_Provided entries_
··········

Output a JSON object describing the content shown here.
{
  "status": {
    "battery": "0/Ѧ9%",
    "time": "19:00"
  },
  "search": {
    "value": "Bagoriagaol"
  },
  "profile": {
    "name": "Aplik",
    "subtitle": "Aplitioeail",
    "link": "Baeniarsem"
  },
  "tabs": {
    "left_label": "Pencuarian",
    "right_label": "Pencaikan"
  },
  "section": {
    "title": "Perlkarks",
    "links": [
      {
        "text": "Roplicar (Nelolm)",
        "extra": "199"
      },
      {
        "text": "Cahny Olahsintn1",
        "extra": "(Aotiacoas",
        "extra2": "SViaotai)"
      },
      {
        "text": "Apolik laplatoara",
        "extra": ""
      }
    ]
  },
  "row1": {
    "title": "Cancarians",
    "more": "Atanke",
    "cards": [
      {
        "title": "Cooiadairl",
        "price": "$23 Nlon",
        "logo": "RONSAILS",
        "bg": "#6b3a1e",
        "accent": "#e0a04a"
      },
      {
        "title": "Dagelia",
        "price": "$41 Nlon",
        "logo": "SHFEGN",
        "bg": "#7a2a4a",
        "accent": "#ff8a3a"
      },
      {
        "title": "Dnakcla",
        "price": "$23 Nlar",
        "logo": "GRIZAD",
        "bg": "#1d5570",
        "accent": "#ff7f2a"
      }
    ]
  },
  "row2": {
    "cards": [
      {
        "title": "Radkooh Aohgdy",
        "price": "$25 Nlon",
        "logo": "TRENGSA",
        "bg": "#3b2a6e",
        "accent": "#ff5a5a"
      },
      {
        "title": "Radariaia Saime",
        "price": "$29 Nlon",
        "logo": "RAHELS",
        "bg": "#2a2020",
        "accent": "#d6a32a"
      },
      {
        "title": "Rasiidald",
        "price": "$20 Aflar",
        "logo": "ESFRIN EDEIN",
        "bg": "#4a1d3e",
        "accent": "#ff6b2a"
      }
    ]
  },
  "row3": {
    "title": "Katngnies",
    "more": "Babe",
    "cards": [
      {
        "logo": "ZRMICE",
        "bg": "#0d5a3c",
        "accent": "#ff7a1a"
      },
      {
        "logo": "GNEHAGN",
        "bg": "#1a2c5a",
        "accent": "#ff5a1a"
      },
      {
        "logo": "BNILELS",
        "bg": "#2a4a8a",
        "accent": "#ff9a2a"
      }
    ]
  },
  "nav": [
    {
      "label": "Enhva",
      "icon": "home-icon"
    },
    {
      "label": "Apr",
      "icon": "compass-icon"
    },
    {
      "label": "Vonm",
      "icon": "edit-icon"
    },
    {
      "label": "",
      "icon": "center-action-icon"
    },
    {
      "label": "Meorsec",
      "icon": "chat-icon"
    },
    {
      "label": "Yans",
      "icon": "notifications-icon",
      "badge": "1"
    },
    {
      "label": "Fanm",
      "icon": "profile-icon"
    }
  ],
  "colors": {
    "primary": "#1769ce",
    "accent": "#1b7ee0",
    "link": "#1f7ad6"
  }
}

··········

_Work to complete_
Find all the lines containing "logo" in the material, then copy them.

_Finished exercise_
        "logo": "RONSAILS",
        "logo": "SHFEGN",
        "logo": "GRIZAD",
        "logo": "TRENGSA",
        "logo": "RAHELS",
        "logo": "ESFRIN EDEIN",
        "logo": "ZRMICE",
        "logo": "GNEHAGN",
        "logo": "BNILELS",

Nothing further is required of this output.